◆ **Exercise objective**:
Extract every entry word for word.

◆ **Exercise input**:
————

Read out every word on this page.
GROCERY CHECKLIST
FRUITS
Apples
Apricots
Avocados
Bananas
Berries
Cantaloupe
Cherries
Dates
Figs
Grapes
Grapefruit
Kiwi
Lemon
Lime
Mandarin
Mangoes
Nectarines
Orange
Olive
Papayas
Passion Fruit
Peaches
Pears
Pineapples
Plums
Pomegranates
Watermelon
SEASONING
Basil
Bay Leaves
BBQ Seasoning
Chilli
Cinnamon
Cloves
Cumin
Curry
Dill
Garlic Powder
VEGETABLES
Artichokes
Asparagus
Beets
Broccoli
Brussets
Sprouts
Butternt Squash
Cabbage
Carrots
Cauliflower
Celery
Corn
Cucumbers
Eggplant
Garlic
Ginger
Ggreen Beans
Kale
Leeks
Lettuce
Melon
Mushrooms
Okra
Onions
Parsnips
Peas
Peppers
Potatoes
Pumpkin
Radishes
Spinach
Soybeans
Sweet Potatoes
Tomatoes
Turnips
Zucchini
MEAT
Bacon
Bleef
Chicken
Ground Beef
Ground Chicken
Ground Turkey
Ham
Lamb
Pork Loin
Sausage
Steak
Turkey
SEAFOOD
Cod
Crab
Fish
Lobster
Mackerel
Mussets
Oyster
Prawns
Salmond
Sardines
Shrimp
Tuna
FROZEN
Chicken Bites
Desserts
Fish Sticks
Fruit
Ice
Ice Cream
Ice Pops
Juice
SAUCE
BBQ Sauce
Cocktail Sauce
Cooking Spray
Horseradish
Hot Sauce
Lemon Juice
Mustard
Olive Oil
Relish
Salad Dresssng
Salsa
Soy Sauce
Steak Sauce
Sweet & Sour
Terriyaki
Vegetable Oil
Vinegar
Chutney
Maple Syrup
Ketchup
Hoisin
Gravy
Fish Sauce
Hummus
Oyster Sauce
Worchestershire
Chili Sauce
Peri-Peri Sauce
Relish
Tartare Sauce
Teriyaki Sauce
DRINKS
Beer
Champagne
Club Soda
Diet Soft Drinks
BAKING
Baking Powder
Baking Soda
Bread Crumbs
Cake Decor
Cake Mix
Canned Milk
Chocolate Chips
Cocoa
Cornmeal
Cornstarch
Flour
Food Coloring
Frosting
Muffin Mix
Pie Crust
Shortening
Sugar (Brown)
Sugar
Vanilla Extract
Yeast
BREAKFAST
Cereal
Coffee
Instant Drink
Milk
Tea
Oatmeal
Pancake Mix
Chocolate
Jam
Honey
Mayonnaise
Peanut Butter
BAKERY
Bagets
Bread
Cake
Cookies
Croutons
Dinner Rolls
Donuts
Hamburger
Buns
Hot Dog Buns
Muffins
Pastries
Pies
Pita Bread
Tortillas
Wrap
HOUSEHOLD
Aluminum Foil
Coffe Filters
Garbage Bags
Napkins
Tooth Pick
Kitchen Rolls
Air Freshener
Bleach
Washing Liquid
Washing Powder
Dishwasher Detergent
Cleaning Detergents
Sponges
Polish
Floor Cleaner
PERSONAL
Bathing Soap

————

◆ **Full solution**:
Read out every word on this page.
GROCERY CHECKLIST
FRUITS
Apples
Apricots
Avocados
Bananas
Berries
Cantaloupe
Cherries
Dates
Figs
Grapes
Grapefruit
Kiwi
Lemon
Lime
Mandarin
Mangoes
Nectarines
Orange
Olive
Papayas
Passion Fruit
Peaches
Pears
Pineapples
Plums
Pomegranates
Watermelon
SEASONING
Basil
Bay Leaves
BBQ Seasoning
Chilli
Cinnamon
Cloves
Cumin
Curry
Dill
Garlic Powder
VEGETABLES
Artichokes
Asparagus
Beets
Broccoli
Brussets
Sprouts
Butternt Squash
Cabbage
Carrots
Cauliflower
Celery
Corn
Cucumbers
Eggplant
Garlic
Ginger
Ggreen Beans
Kale
Leeks
Lettuce
Melon
Mushrooms
Okra
Onions
Parsnips
Peas
Peppers
Potatoes
Pumpkin
Radishes
Spinach
Soybeans
Sweet Potatoes
Tomatoes
Turnips
Zucchini
MEAT
Bacon
Bleef
Chicken
Ground Beef
Ground Chicken
Ground Turkey
Ham
Lamb
Pork Loin
Sausage
Steak
Turkey
SEAFOOD
Cod
Crab
Fish
Lobster
Mackerel
Mussets
Oyster
Prawns
Salmond
Sardines
Shrimp
Tuna
FROZEN
Chicken Bites
Desserts
Fish Sticks
Fruit
Ice
Ice Cream
Ice Pops
Juice
SAUCE
BBQ Sauce
Cocktail Sauce
Cooking Spray
Horseradish
Hot Sauce
Lemon Juice
Mustard
Olive Oil
Relish
Salad Dresssng
Salsa
Soy Sauce
Steak Sauce
Sweet & Sour
Terriyaki
Vegetable Oil
Vinegar
Chutney
Maple Syrup
Ketchup
Hoisin
Gravy
Fish Sauce
Hummus
Oyster Sauce
Worchestershire
Chili Sauce
Peri-Peri Sauce
Relish
Tartare Sauce
Teriyaki Sauce
DRINKS
Beer
Champagne
Club Soda
Diet Soft Drinks
BAKING
Baking Powder
Baking Soda
Bread Crumbs
Cake Decor
Cake Mix
Canned Milk
Chocolate Chips
Cocoa
Cornmeal
Cornstarch
Flour
Food Coloring
Frosting
Muffin Mix
Pie Crust
Shortening
Sugar (Brown)
Sugar
Vanilla Extract
Yeast
BREAKFAST
Cereal
Coffee
Instant Drink
Milk
Tea
Oatmeal
Pancake Mix
Chocolate
Jam
Honey
Mayonnaise
Peanut Butter
BAKERY
Bagets
Bread
Cake
Cookies
Croutons
Dinner Rolls
Donuts
Hamburger
Buns
Hot Dog Buns
Muffins
Pastries
Pies
Pita Bread
Tortillas
Wrap
HOUSEHOLD
Aluminum Foil
Coffe Filters
Garbage Bags
Napkins
Tooth Pick
Kitchen Rolls
Air Freshener
Bleach
Washing Liquid
Washing Powder
Dishwasher Detergent
Cleaning Detergents
Sponges
Polish
Floor Cleaner
PERSONAL
Bathing Soap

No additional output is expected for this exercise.